▸ Given exercise
Listed below are entries; give the number of lines among them that include "西北干旱", and only that number.

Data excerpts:
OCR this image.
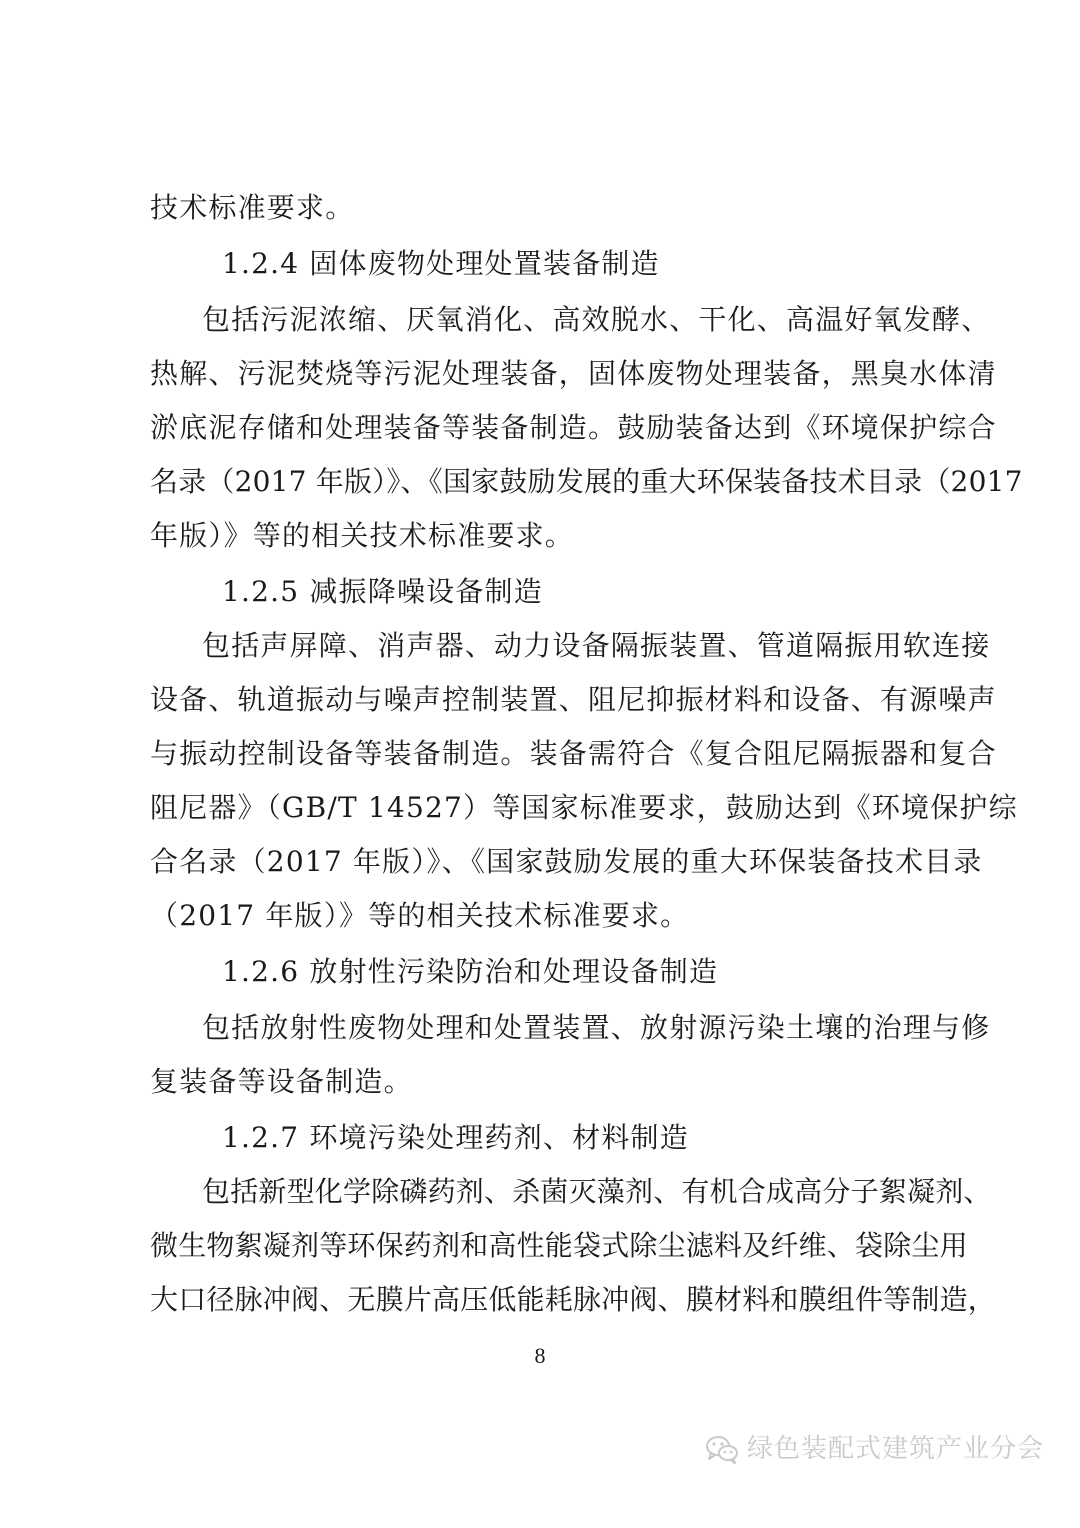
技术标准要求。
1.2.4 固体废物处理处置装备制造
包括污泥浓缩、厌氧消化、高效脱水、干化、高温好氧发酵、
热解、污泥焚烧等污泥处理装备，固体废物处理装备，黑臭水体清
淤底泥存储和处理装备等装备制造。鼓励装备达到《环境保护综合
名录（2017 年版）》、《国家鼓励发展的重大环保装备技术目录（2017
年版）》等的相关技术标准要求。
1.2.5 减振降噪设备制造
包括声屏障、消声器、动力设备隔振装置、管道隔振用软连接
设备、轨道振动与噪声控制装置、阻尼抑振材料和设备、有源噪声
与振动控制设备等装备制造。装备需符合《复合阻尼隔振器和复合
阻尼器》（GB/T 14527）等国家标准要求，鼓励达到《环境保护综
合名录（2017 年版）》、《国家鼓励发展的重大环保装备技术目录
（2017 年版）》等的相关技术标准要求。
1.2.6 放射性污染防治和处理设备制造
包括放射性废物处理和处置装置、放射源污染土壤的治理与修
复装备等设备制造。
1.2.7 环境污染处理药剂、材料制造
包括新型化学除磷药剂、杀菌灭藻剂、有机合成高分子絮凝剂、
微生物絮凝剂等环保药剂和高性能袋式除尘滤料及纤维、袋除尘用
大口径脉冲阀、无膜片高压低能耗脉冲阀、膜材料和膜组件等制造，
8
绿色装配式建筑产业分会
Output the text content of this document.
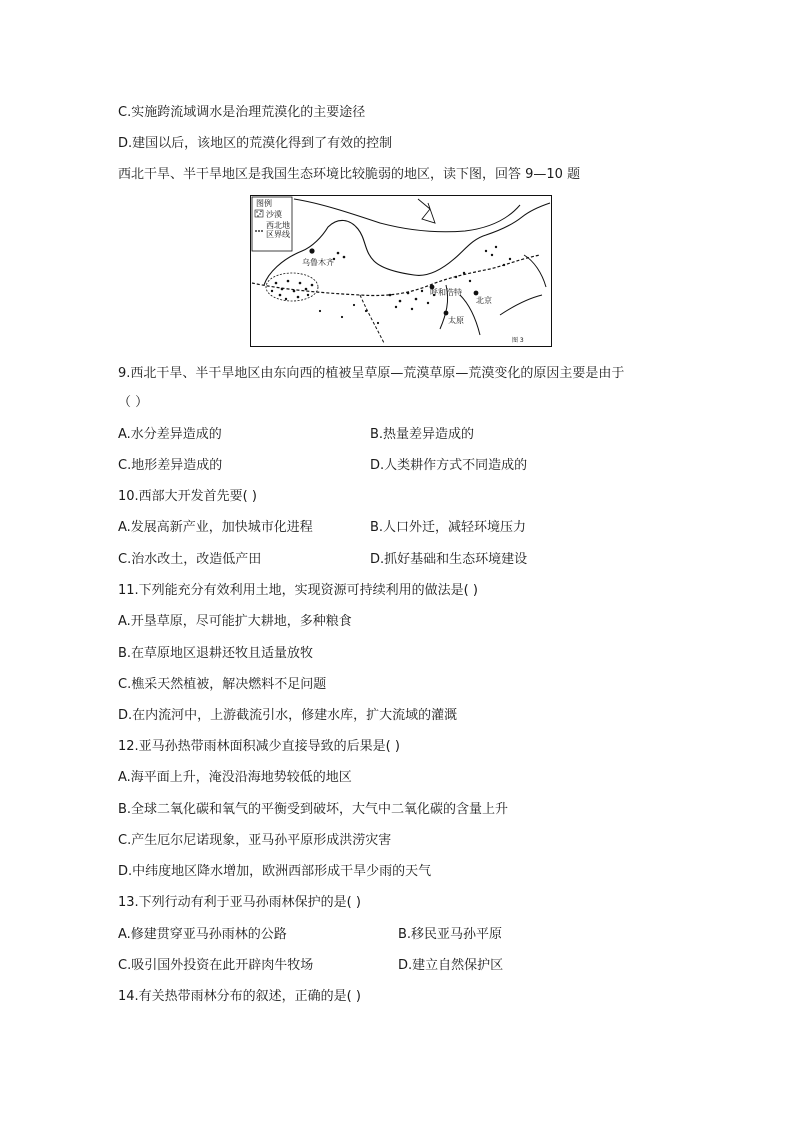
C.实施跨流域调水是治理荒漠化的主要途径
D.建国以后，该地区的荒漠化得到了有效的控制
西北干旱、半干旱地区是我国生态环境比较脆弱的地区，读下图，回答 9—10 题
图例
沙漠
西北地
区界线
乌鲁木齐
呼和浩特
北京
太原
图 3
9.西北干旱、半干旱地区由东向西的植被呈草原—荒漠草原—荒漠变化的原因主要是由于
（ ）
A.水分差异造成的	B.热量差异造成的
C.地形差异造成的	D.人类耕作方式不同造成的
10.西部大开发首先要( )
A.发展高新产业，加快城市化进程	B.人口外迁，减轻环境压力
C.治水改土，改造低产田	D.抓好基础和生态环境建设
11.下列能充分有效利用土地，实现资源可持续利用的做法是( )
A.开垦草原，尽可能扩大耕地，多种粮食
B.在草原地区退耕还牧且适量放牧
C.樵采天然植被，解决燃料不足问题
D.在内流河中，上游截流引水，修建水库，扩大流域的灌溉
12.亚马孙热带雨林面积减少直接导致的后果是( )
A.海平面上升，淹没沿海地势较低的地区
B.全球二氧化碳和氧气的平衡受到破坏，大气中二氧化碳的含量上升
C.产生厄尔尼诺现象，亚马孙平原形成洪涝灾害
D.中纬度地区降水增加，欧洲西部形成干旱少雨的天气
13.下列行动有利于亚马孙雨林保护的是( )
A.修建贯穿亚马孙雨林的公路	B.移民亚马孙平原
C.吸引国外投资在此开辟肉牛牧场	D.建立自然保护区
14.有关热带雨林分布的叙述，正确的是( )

▸ Solution to the exercise
2